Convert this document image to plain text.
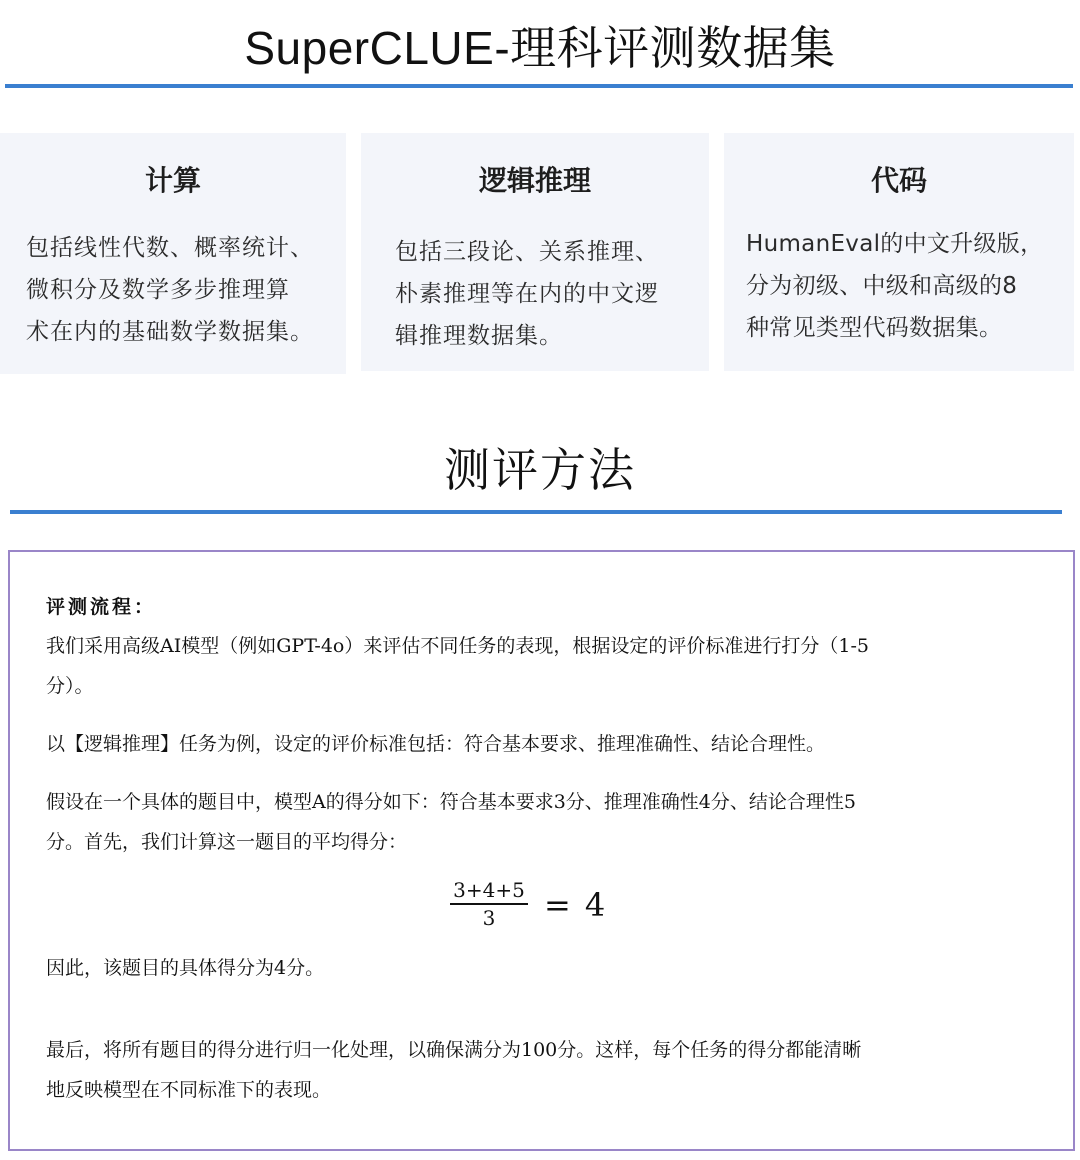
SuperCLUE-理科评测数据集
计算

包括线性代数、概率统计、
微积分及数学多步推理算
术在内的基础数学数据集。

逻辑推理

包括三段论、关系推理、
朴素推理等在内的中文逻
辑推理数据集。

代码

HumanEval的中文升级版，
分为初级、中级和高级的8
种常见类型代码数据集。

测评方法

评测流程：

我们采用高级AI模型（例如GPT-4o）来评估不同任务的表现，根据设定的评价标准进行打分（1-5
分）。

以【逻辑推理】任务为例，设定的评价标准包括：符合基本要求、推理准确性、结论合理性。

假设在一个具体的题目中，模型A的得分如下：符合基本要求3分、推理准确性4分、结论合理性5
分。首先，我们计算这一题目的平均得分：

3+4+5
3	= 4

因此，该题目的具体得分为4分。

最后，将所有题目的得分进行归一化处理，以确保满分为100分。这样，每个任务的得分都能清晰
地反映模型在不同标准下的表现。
◇ ◇ ◇ ◇ ◇ ◇ ◇
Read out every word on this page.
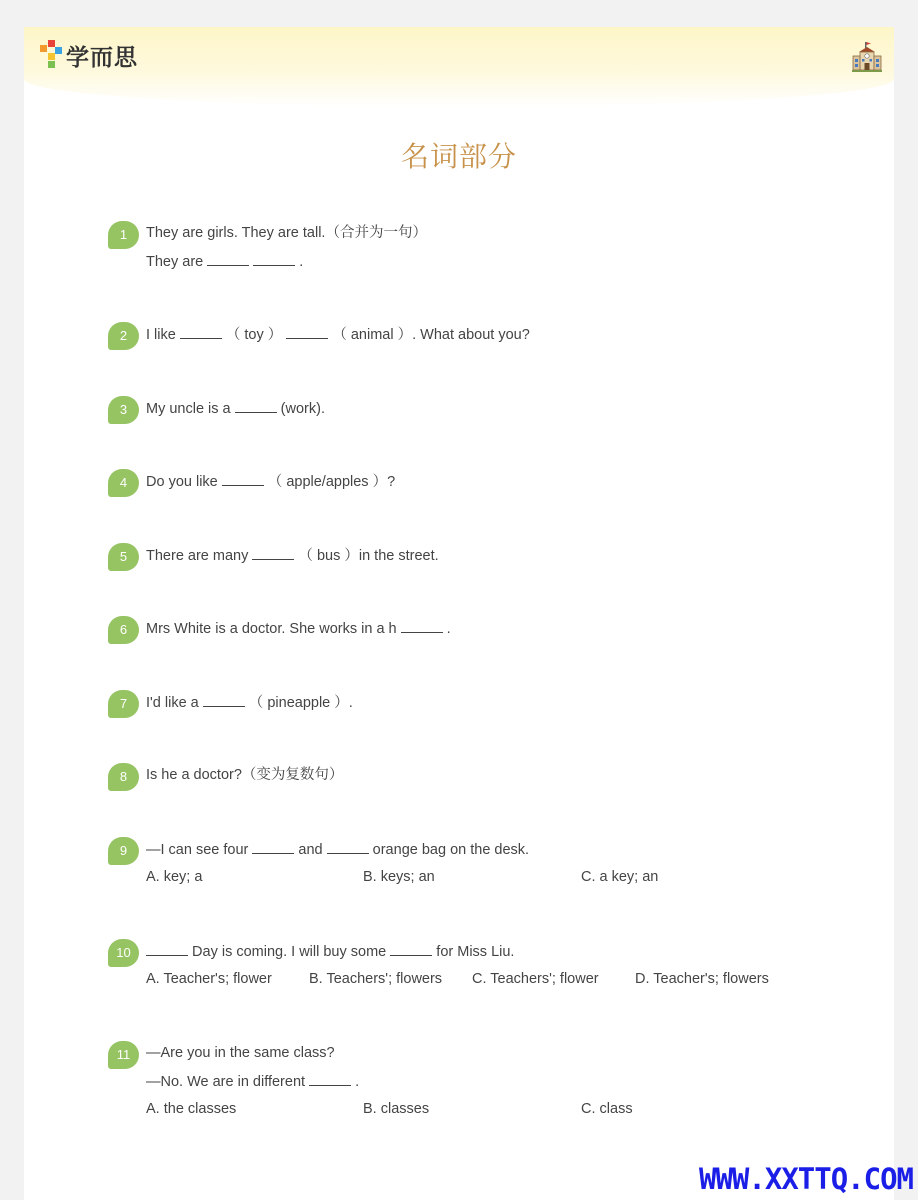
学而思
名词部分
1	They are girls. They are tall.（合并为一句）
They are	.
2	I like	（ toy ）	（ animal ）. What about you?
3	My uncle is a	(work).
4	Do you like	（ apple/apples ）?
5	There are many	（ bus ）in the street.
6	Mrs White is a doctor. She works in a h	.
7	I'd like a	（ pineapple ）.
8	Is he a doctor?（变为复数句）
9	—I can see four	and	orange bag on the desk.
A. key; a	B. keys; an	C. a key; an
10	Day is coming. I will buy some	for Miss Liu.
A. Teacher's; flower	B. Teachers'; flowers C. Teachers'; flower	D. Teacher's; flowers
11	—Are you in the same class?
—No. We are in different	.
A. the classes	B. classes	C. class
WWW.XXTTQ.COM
◇ ◇ ◇ ◇ ◇ ◇ ◇
Given problem:
Identify every line above that includes the word "逻辑推理", and show those lines.

The completed task:
逻辑推理
以【逻辑推理】任务为例，设定的评价标准包括：符合基本要求、推理准确性、结论合理性。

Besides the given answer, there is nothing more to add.